_WHAT TO DO:_ Can you rename "colorbar-tick" to "scale-tick" in the data from the first line through the line containing "value-label: 13° (473, 279, 485, 288)", changing nothing else and returning only those lines?

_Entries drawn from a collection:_

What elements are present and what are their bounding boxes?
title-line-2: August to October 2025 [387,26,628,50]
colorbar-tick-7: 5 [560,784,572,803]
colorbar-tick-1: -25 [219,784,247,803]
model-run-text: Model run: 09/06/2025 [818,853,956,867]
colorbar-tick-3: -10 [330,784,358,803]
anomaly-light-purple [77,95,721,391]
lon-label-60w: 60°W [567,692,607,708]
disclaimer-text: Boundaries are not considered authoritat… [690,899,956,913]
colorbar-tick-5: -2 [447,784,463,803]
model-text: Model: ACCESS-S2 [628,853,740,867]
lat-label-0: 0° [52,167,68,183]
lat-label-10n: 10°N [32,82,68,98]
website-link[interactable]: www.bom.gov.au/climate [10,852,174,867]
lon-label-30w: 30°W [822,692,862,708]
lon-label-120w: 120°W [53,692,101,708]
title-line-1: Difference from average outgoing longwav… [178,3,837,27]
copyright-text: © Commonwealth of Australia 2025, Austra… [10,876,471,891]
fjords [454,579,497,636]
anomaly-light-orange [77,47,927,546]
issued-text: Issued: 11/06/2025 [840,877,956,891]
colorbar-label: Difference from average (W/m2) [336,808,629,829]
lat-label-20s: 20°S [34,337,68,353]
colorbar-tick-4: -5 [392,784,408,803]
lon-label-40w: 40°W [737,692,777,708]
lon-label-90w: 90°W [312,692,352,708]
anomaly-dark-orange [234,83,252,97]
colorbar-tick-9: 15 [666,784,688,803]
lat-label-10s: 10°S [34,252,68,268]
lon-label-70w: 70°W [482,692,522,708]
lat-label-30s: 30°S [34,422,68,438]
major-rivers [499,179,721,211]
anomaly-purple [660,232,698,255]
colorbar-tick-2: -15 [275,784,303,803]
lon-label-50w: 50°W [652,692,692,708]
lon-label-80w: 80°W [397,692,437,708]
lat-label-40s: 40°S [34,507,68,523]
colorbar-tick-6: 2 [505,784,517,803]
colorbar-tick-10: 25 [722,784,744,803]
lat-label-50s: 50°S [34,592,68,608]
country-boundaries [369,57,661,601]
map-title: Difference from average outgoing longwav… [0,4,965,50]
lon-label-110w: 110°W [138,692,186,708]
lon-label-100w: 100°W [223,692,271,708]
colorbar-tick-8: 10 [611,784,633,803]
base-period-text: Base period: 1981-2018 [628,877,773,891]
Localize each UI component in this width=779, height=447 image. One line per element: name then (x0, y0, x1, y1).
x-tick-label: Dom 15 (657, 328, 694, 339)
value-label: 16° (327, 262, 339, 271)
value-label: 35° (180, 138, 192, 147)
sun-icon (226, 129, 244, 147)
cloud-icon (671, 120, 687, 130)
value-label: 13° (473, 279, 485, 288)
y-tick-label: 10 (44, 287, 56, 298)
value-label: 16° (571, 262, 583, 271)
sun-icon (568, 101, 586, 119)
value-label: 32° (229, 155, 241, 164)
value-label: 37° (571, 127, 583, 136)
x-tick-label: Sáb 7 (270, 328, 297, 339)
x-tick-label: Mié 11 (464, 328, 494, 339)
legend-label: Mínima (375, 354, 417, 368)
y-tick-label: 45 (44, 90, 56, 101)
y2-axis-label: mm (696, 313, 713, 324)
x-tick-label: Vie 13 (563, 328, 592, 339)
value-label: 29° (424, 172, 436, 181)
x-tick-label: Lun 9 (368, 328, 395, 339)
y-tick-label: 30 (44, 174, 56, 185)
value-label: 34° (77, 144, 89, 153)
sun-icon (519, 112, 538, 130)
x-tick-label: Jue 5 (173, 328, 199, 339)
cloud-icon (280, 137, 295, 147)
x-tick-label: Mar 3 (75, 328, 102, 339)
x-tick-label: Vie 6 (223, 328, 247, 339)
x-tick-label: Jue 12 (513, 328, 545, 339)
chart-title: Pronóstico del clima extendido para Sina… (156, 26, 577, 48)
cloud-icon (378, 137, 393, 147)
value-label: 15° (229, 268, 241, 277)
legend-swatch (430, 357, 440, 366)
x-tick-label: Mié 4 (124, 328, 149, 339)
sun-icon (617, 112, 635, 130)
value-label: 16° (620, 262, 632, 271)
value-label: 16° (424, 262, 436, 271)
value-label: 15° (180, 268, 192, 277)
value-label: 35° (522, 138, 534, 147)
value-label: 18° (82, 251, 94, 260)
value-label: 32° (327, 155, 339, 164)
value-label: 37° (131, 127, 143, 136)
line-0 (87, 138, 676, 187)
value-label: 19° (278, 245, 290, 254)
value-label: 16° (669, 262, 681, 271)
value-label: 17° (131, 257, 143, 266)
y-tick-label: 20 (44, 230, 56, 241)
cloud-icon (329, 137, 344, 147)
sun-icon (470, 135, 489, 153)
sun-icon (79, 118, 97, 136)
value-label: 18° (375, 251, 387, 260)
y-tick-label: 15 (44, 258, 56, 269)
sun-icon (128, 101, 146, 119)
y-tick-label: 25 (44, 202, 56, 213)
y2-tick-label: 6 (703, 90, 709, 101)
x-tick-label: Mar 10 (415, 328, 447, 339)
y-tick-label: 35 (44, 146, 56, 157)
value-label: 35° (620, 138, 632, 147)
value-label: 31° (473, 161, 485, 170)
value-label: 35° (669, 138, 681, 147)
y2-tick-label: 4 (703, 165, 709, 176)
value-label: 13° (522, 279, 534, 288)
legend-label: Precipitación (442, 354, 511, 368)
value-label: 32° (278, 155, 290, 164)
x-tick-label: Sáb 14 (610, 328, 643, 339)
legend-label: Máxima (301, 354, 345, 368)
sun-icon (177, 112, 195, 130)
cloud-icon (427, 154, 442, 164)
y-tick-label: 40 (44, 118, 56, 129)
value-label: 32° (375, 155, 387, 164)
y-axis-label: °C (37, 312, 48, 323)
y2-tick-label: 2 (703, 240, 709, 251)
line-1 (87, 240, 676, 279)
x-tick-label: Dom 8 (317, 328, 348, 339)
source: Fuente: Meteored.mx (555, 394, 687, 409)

_FULL ANSWER:_
What elements are present and what are their bounding boxes?
title-line-2: August to October 2025 [387,26,628,50]
scale-tick-7: 5 [560,784,572,803]
scale-tick-1: -25 [219,784,247,803]
model-run-text: Model run: 09/06/2025 [818,853,956,867]
scale-tick-3: -10 [330,784,358,803]
anomaly-light-purple [77,95,721,391]
lon-label-60w: 60°W [567,692,607,708]
disclaimer-text: Boundaries are not considered authoritat… [690,899,956,913]
scale-tick-5: -2 [447,784,463,803]
model-text: Model: ACCESS-S2 [628,853,740,867]
lat-label-0: 0° [52,167,68,183]
lat-label-10n: 10°N [32,82,68,98]
website-link[interactable]: www.bom.gov.au/climate [10,852,174,867]
lon-label-30w: 30°W [822,692,862,708]
lon-label-120w: 120°W [53,692,101,708]
title-line-1: Difference from average outgoing longwav… [178,3,837,27]
copyright-text: © Commonwealth of Australia 2025, Austra… [10,876,471,891]
fjords [454,579,497,636]
anomaly-light-orange [77,47,927,546]
issued-text: Issued: 11/06/2025 [840,877,956,891]
colorbar-label: Difference from average (W/m2) [336,808,629,829]
lat-label-20s: 20°S [34,337,68,353]
scale-tick-4: -5 [392,784,408,803]
lon-label-40w: 40°W [737,692,777,708]
lon-label-90w: 90°W [312,692,352,708]
anomaly-dark-orange [234,83,252,97]
scale-tick-9: 15 [666,784,688,803]
lat-label-10s: 10°S [34,252,68,268]
lon-label-70w: 70°W [482,692,522,708]
lat-label-30s: 30°S [34,422,68,438]
major-rivers [499,179,721,211]
anomaly-purple [660,232,698,255]
scale-tick-2: -15 [275,784,303,803]
lon-label-50w: 50°W [652,692,692,708]
lon-label-80w: 80°W [397,692,437,708]
lat-label-40s: 40°S [34,507,68,523]
scale-tick-6: 2 [505,784,517,803]
scale-tick-10: 25 [722,784,744,803]
lat-label-50s: 50°S [34,592,68,608]
country-boundaries [369,57,661,601]
map-title: Difference from average outgoing longwav… [0,4,965,50]
lon-label-110w: 110°W [138,692,186,708]
lon-label-100w: 100°W [223,692,271,708]
scale-tick-8: 10 [611,784,633,803]
base-period-text: Base period: 1981-2018 [628,877,773,891]
Localize each UI component in this width=779, height=447 image. One line per element: name then (x0, y0, x1, y1).
x-tick-label: Dom 15 (657, 328, 694, 339)
value-label: 16° (327, 262, 339, 271)
value-label: 35° (180, 138, 192, 147)
sun-icon (226, 129, 244, 147)
cloud-icon (671, 120, 687, 130)
value-label: 13° (473, 279, 485, 288)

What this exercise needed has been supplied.